Dataset items:
·····
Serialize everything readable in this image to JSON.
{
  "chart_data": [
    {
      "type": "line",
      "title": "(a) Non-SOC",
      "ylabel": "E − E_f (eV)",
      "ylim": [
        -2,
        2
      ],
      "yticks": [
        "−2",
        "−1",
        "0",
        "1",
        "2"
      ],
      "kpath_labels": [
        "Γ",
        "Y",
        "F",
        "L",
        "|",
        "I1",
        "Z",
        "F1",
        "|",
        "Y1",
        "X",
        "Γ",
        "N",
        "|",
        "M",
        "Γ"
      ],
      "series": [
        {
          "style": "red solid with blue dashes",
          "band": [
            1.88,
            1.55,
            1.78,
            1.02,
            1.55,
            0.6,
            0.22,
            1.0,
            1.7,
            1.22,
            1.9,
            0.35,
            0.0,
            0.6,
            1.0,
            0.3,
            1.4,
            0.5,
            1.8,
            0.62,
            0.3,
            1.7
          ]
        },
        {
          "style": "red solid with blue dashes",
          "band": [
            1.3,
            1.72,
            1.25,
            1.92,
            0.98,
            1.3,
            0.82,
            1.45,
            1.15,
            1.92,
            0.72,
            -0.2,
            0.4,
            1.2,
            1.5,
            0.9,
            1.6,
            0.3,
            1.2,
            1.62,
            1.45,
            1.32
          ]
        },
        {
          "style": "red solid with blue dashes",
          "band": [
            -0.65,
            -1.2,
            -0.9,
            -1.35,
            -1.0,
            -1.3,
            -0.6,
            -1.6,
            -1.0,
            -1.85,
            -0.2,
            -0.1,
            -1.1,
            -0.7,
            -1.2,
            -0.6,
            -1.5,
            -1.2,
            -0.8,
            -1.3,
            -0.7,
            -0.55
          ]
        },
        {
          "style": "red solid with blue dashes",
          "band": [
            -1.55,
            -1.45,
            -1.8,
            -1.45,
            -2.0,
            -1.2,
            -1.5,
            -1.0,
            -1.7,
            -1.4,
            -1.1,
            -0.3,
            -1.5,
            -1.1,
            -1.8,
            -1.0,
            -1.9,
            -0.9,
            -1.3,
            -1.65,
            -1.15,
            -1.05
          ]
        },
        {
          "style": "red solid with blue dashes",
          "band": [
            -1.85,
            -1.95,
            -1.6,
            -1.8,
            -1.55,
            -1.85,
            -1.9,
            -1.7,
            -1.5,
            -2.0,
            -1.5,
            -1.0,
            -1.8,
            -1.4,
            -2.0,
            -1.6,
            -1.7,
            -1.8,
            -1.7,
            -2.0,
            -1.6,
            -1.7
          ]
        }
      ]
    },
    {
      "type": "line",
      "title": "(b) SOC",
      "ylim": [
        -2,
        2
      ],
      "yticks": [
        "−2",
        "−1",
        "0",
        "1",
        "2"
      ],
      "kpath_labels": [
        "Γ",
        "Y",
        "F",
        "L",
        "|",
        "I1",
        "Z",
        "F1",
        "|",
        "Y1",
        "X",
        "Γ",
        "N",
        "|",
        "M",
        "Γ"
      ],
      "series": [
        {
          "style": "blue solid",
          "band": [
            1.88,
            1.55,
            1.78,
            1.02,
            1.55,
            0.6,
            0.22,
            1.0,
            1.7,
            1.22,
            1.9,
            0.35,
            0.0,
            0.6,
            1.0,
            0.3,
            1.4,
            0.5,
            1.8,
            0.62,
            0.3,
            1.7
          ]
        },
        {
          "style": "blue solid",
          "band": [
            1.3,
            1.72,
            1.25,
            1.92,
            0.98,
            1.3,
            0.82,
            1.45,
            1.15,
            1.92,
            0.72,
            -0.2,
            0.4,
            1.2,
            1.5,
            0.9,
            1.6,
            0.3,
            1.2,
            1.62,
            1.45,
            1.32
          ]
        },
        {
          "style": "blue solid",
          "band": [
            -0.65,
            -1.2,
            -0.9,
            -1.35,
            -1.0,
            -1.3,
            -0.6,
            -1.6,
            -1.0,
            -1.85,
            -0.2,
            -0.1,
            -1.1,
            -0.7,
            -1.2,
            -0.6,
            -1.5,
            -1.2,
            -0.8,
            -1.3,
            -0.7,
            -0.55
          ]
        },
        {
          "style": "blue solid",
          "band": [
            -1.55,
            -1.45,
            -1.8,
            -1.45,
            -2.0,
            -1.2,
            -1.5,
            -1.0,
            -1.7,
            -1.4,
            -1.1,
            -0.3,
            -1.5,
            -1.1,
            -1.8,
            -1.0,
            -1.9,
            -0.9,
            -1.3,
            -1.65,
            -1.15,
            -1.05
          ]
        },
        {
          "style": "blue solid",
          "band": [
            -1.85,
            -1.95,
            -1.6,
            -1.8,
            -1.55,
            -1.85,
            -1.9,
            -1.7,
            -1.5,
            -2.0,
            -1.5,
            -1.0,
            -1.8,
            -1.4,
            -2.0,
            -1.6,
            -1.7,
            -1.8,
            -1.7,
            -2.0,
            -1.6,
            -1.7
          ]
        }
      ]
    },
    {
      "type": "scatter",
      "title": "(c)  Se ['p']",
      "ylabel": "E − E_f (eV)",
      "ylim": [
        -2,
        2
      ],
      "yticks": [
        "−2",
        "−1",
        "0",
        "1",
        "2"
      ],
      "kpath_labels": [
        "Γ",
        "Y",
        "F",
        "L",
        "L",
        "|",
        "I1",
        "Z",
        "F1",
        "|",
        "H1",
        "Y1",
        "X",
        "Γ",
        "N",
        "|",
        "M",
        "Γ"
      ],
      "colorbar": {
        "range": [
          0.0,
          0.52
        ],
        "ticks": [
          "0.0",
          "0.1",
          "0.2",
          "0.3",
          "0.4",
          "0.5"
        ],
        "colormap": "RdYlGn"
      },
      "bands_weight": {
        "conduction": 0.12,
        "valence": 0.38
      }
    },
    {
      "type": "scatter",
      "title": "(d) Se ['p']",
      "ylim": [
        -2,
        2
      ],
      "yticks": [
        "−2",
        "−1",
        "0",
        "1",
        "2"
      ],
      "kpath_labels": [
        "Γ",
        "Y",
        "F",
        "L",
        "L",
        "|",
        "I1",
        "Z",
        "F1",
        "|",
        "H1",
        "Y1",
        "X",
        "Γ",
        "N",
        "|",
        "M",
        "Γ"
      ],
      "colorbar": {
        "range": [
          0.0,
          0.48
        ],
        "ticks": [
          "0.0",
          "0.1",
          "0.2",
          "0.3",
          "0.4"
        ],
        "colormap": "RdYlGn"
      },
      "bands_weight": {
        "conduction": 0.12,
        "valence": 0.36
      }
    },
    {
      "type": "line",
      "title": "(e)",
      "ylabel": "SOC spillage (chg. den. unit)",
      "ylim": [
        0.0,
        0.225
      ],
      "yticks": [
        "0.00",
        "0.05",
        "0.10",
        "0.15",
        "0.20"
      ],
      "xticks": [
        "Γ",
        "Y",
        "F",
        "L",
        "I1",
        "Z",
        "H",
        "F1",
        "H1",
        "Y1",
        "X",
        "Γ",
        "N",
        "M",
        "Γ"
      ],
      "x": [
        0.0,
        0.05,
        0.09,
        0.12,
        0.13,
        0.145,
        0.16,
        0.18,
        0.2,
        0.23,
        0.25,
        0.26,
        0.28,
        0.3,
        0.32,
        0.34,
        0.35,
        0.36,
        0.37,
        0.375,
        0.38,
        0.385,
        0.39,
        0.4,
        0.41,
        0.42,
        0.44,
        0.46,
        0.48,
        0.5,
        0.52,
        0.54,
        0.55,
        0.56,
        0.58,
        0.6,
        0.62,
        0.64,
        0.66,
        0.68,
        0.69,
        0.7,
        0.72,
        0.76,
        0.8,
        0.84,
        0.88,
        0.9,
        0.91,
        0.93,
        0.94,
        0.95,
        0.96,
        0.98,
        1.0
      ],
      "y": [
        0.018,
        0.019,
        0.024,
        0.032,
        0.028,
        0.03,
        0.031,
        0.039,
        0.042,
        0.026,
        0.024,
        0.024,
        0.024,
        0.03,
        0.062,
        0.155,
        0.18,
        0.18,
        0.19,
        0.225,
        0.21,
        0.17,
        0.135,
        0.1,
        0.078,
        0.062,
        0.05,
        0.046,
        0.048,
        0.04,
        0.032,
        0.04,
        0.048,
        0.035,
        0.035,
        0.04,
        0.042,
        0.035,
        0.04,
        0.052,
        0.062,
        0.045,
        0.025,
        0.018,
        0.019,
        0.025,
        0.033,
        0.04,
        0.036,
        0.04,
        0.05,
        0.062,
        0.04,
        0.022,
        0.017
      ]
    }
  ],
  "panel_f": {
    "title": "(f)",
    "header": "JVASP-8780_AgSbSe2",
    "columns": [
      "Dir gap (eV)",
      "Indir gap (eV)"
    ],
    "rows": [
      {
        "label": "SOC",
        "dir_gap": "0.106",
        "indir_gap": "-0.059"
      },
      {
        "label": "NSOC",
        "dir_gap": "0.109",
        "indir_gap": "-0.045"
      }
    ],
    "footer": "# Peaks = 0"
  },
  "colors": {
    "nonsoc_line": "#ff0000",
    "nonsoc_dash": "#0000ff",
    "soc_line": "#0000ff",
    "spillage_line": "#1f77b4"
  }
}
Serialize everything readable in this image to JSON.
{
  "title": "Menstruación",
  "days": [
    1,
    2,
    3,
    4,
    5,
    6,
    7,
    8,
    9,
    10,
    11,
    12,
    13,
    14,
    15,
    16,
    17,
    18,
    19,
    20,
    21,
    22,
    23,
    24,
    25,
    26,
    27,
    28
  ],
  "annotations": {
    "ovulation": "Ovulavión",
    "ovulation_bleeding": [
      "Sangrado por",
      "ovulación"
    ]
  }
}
·····
TASK INSTRUCTIONS: Identify which lines contain the word "title" and copy each one.

FINISHED EXERCISE:
      "title": "(a) Non-SOC",
      "title": "(b) SOC",
      "title": "(c)  Se ['p']",
      "title": "(d) Se ['p']",
      "title": "(e)",
    "title": "(f)",
  "title": "Menstruación",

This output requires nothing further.